EXERCISE BRIEF
Starting with the line that holds "What data populates this chart?", copy out each remaining line of the listing below, up to and including the last one, and include nothing else.

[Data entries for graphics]
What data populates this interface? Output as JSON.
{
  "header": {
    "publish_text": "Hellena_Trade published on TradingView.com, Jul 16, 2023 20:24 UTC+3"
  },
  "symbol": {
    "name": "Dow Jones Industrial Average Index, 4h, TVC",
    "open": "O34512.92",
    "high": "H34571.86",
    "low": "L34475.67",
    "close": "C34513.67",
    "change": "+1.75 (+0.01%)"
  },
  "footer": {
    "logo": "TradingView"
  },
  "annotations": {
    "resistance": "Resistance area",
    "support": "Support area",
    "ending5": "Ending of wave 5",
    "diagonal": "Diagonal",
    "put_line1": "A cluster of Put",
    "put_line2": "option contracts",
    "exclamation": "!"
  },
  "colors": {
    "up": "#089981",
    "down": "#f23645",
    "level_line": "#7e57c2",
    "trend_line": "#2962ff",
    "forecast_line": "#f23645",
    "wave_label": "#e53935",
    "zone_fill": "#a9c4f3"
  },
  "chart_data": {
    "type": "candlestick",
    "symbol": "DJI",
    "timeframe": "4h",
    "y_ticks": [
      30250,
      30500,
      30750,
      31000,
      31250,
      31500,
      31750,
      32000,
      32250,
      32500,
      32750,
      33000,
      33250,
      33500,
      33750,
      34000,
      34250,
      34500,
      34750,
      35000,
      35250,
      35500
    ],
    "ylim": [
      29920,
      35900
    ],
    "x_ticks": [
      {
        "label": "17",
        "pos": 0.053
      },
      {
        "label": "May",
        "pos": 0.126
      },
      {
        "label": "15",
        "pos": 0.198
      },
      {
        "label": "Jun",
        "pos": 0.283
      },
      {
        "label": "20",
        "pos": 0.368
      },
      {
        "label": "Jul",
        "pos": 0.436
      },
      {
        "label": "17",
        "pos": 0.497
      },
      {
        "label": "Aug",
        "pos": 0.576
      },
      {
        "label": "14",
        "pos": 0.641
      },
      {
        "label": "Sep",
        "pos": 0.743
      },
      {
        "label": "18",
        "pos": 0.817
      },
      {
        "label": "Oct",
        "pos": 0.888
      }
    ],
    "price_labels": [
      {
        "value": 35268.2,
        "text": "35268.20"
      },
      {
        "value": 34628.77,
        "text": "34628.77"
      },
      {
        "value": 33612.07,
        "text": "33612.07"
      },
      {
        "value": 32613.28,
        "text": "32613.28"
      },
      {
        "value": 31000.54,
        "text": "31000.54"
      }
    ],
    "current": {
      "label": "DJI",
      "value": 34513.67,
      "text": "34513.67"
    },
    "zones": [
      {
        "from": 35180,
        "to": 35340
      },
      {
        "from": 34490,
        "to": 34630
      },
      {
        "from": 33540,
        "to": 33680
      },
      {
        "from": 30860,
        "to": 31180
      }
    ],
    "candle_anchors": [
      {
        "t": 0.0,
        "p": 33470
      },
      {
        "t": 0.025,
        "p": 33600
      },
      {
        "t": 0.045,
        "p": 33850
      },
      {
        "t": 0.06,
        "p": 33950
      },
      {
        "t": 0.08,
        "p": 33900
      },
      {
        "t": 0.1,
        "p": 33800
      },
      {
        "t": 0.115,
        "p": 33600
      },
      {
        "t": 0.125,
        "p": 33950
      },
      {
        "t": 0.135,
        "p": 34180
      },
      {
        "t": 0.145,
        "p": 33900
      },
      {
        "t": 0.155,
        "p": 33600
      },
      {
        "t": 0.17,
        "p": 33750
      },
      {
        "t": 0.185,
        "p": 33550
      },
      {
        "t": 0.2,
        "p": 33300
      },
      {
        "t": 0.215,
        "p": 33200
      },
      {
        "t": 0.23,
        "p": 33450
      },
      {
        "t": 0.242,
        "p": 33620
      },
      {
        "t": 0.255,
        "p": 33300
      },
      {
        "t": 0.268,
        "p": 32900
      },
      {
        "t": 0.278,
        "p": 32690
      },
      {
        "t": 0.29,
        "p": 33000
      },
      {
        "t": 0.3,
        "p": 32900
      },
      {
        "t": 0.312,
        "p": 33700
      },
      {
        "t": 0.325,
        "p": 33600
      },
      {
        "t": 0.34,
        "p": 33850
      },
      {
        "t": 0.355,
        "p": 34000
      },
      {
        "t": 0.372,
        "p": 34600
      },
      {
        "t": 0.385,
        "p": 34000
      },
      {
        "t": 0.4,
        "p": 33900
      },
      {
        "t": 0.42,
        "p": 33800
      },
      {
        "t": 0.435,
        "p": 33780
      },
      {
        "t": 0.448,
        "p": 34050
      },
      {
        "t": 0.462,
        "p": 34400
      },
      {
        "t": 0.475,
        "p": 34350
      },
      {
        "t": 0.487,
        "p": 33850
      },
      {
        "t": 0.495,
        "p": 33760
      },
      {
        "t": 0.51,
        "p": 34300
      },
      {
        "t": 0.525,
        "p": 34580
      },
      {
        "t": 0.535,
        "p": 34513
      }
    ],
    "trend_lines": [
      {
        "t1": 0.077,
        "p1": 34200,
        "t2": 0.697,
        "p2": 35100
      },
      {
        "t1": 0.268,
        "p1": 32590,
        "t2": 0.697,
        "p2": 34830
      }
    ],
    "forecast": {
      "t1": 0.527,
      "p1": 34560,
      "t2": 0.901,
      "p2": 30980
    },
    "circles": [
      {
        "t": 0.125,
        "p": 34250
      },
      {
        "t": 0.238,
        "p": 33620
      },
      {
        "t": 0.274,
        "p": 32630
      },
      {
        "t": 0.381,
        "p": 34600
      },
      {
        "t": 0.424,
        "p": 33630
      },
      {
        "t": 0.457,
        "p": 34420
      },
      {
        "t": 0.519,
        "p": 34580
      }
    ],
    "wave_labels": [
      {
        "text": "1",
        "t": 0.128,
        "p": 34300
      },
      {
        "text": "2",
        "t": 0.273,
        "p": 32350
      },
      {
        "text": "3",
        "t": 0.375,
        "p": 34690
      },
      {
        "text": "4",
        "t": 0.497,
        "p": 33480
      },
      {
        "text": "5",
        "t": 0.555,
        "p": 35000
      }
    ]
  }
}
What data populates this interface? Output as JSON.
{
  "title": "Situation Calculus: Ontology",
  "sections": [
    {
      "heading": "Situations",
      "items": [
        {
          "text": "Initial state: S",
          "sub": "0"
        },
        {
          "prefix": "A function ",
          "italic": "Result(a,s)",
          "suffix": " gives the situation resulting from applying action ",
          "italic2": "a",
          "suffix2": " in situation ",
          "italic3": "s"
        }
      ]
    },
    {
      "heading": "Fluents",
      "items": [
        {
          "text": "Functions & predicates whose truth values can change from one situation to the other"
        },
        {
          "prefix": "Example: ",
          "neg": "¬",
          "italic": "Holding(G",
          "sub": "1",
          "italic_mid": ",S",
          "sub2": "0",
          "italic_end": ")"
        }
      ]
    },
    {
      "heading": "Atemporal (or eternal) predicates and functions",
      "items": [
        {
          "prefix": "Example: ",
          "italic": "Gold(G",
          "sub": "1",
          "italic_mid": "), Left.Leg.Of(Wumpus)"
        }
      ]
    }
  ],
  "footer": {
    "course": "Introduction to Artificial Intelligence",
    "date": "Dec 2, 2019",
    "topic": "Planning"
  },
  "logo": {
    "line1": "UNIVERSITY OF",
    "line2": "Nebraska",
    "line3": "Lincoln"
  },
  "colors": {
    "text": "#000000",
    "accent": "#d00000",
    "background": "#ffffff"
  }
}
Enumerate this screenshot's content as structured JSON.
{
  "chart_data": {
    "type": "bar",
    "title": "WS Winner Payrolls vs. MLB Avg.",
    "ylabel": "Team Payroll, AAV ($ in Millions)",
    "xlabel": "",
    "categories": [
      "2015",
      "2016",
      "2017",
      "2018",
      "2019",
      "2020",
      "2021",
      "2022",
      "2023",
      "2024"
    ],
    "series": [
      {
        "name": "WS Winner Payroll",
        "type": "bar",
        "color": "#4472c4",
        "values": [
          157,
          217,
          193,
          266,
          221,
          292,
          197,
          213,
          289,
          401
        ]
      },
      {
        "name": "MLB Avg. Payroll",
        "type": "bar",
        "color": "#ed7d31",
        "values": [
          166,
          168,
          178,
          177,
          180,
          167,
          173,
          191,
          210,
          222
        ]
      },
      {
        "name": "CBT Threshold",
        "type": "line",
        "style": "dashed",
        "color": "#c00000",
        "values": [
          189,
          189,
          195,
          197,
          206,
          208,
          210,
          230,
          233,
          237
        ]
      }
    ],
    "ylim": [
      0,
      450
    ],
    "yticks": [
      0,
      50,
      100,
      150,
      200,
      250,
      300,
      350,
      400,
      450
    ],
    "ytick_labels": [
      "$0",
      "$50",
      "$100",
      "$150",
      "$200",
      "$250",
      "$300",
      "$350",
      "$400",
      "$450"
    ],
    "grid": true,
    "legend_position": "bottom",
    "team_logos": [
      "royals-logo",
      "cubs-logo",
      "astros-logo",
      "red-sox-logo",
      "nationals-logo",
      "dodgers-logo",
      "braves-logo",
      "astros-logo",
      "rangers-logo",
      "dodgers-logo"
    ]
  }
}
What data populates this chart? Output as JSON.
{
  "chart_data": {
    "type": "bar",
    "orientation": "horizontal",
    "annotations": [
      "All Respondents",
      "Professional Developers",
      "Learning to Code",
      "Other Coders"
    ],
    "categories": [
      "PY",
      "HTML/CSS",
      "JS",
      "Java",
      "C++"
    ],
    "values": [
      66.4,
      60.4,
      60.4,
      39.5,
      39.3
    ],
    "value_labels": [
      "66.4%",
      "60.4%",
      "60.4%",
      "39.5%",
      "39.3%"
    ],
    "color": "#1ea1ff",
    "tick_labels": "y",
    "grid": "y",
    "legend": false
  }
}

REPLY
What data populates this chart? Output as JSON.
{
  "chart_data": {
    "type": "bar",
    "orientation": "horizontal",
    "annotations": [
      "All Respondents",
      "Professional Developers",
      "Learning to Code",
      "Other Coders"
    ],
    "categories": [
      "PY",
      "HTML/CSS",
      "JS",
      "Java",
      "C++"
    ],
    "values": [
      66.4,
      60.4,
      60.4,
      39.5,
      39.3
    ],
    "value_labels": [
      "66.4%",
      "60.4%",
      "60.4%",
      "39.5%",
      "39.3%"
    ],
    "color": "#1ea1ff",
    "tick_labels": "y",
    "grid": "y",
    "legend": false
  }
}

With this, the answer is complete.